Request: Write out the records word for word, with no pictures.

━━━━━━

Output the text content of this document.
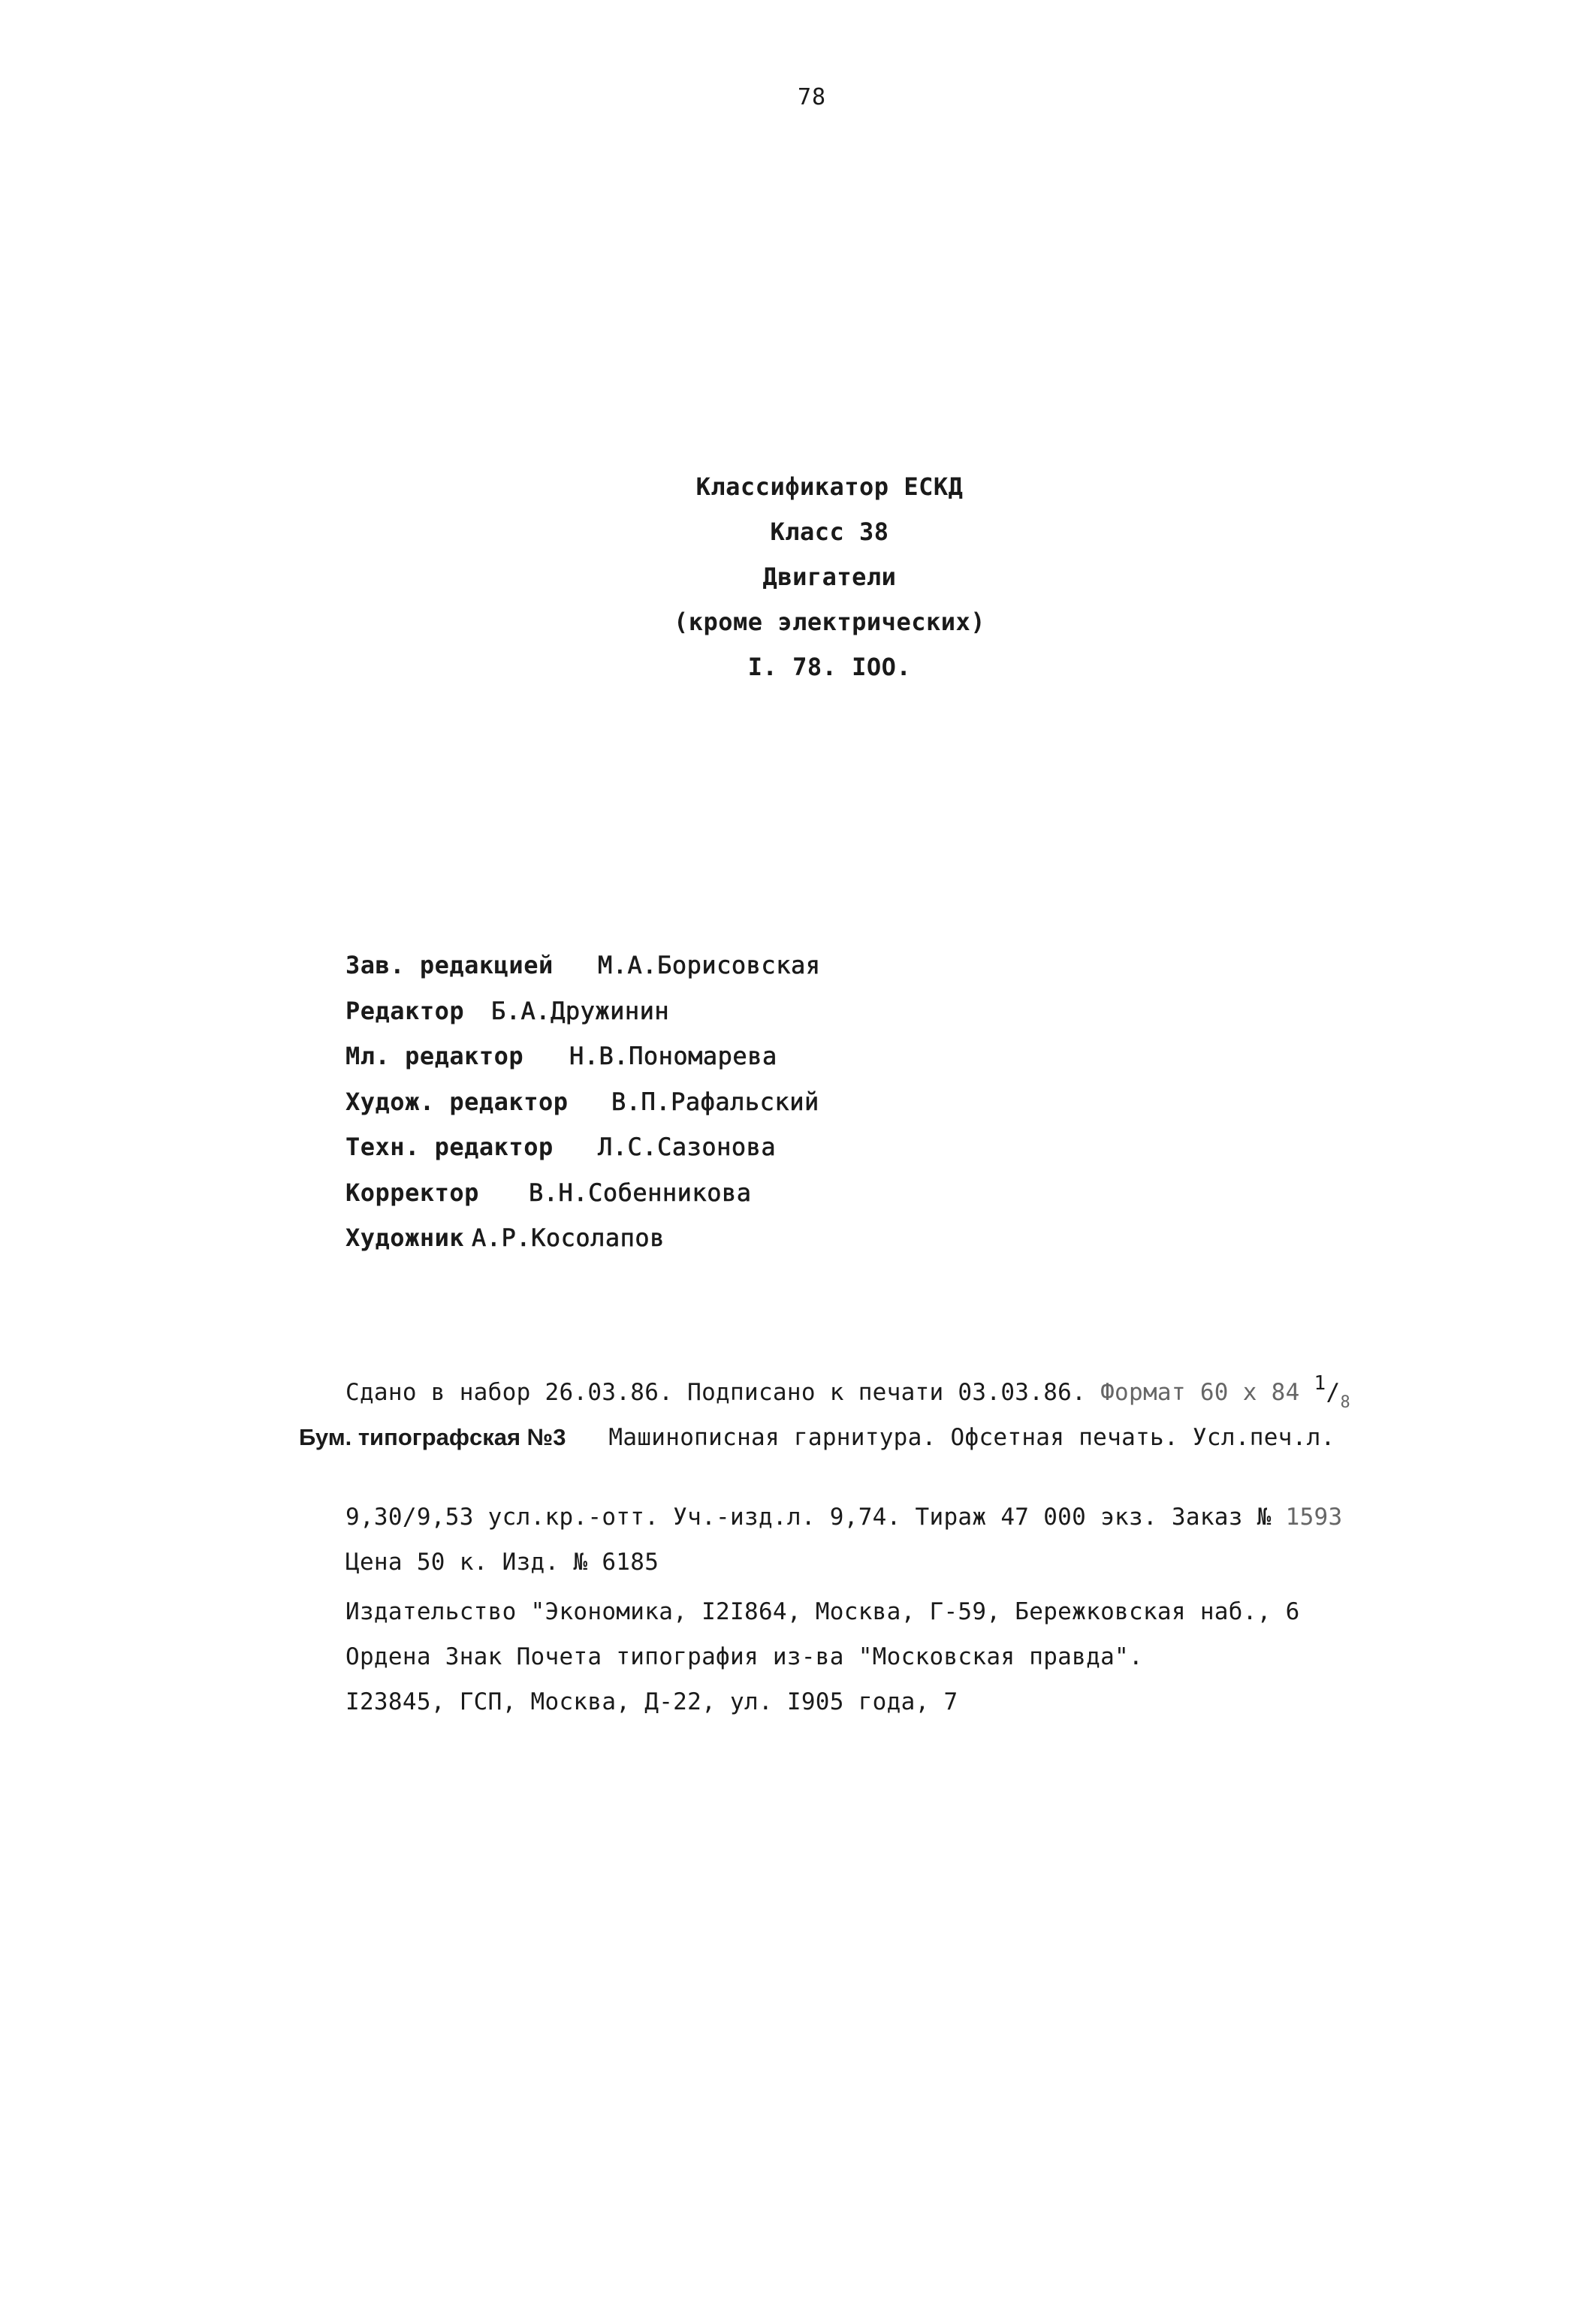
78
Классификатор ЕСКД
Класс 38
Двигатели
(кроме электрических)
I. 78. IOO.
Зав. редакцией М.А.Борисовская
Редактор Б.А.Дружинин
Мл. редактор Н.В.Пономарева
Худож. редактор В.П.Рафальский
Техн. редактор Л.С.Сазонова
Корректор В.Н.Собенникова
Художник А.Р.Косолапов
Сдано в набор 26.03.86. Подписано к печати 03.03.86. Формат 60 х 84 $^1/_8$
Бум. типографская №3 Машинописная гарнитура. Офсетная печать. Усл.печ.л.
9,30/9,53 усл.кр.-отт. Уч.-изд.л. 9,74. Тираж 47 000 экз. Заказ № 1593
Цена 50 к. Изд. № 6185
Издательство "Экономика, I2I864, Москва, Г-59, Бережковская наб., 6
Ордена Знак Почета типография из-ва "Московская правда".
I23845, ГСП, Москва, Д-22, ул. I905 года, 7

━━━━━━

Written response:
Output the text content of this document.
78
Классификатор ЕСКД
Класс 38
Двигатели
(кроме электрических)
I. 78. IOO.
Зав. редакцией М.А.Борисовская
Редактор Б.А.Дружинин
Мл. редактор Н.В.Пономарева
Худож. редактор В.П.Рафальский
Техн. редактор Л.С.Сазонова
Корректор В.Н.Собенникова
Художник А.Р.Косолапов
Сдано в набор 26.03.86. Подписано к печати 03.03.86. Формат 60 х 84 $^1/_8$
Бум. типографская №3 Машинописная гарнитура. Офсетная печать. Усл.печ.л.
9,30/9,53 усл.кр.-отт. Уч.-изд.л. 9,74. Тираж 47 000 экз. Заказ № 1593
Цена 50 к. Изд. № 6185
Издательство "Экономика, I2I864, Москва, Г-59, Бережковская наб., 6
Ордена Знак Почета типография из-ва "Московская правда".
I23845, ГСП, Москва, Д-22, ул. I905 года, 7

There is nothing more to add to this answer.